● **REQUIREMENT**:
Hunt for the word "this" across the entries below, copying each line that holds it.

[Begin PROVIDED INFORMATION]

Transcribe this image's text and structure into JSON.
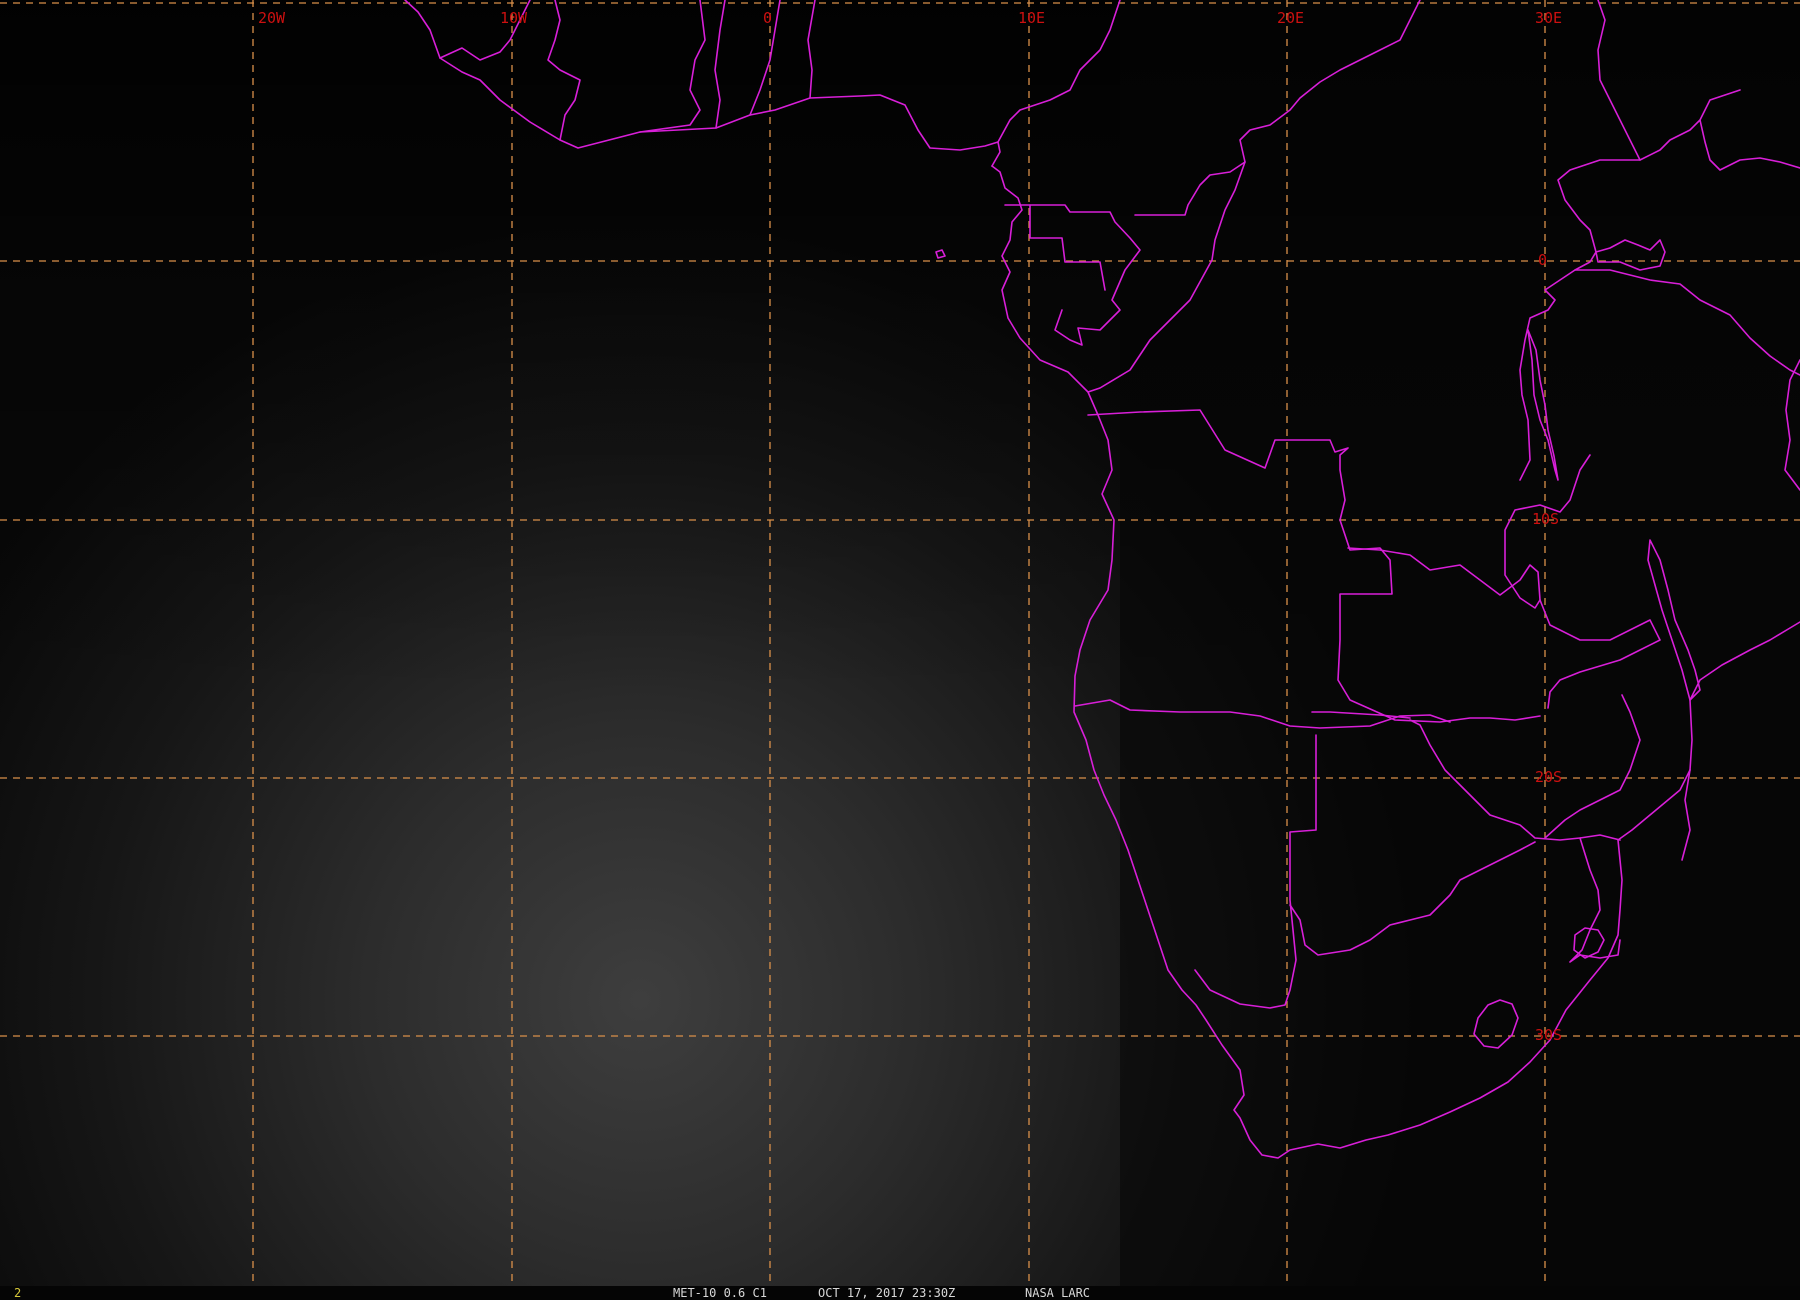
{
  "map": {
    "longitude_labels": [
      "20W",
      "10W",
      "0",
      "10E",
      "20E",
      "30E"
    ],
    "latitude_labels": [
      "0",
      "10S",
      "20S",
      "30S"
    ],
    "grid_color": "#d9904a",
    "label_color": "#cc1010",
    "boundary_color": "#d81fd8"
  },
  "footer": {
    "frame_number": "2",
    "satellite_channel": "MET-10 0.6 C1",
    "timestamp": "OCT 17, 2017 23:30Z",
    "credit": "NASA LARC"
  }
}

[End PROVIDED INFORMATION]
[Begin PROVIDED INFORMATION]

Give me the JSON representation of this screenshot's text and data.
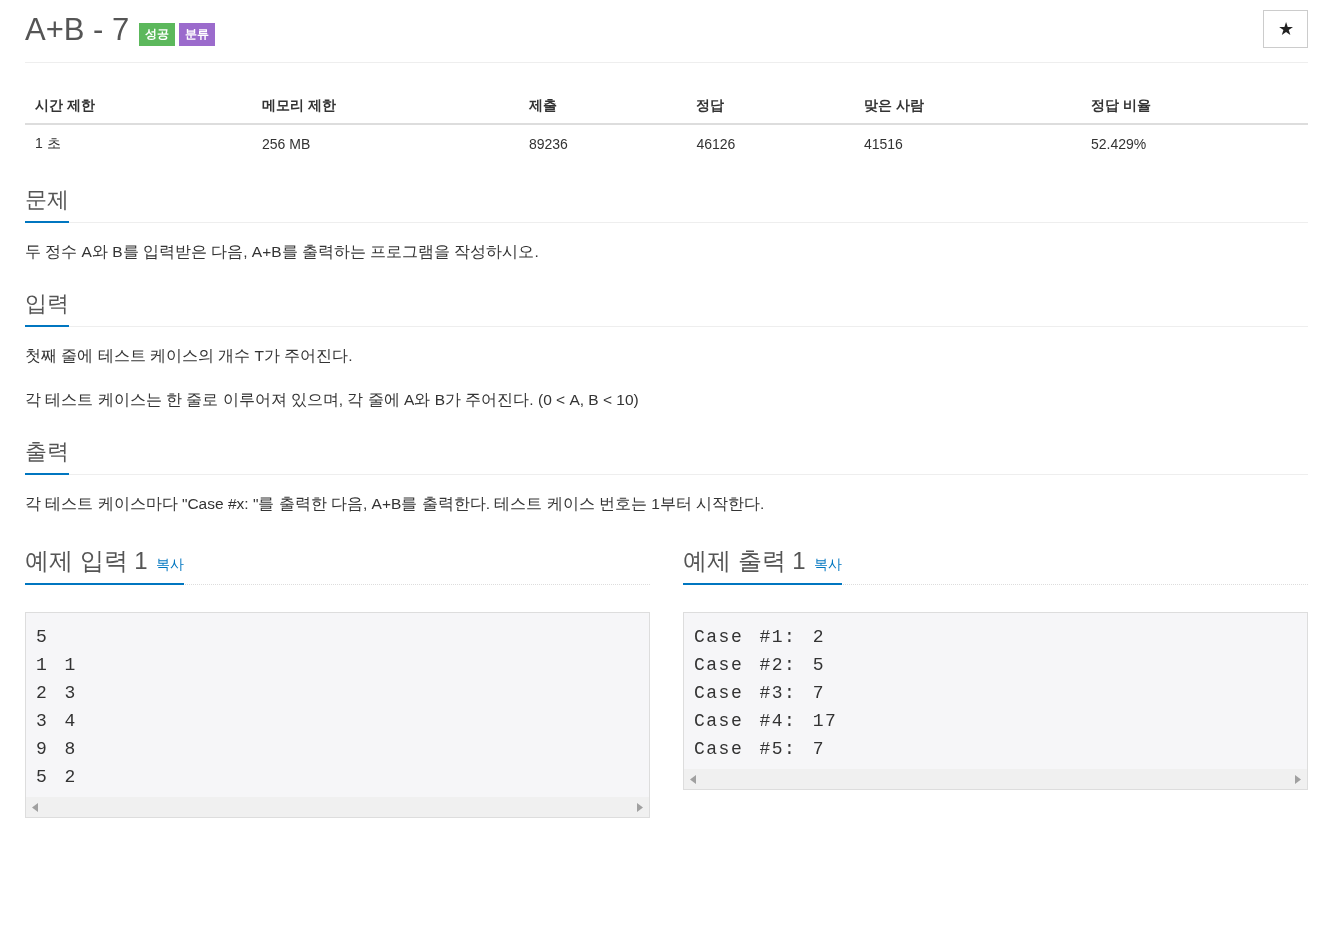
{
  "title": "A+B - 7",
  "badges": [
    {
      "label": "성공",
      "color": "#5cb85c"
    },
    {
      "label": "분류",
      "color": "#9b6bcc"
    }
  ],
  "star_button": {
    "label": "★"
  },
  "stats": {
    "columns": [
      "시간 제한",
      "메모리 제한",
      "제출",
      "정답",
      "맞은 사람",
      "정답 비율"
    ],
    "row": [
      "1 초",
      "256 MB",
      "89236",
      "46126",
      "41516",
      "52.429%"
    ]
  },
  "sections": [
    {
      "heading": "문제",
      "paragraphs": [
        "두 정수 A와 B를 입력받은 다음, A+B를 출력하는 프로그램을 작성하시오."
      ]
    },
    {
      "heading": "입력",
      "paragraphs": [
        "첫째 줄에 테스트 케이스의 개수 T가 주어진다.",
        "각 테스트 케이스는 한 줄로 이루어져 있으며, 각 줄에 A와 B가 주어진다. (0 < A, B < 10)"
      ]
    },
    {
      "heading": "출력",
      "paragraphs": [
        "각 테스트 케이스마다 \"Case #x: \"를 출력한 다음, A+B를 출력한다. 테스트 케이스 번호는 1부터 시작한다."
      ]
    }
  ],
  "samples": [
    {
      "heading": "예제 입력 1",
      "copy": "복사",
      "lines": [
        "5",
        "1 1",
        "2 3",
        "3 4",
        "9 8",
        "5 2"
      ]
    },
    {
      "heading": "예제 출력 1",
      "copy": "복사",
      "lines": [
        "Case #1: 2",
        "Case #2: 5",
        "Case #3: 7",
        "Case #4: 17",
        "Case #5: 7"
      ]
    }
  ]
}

[End PROVIDED INFORMATION]

● **EXERCISE RESULT**:
Transcribe this image's text and structure into JSON.
Give me the JSON representation of this screenshot's text and data.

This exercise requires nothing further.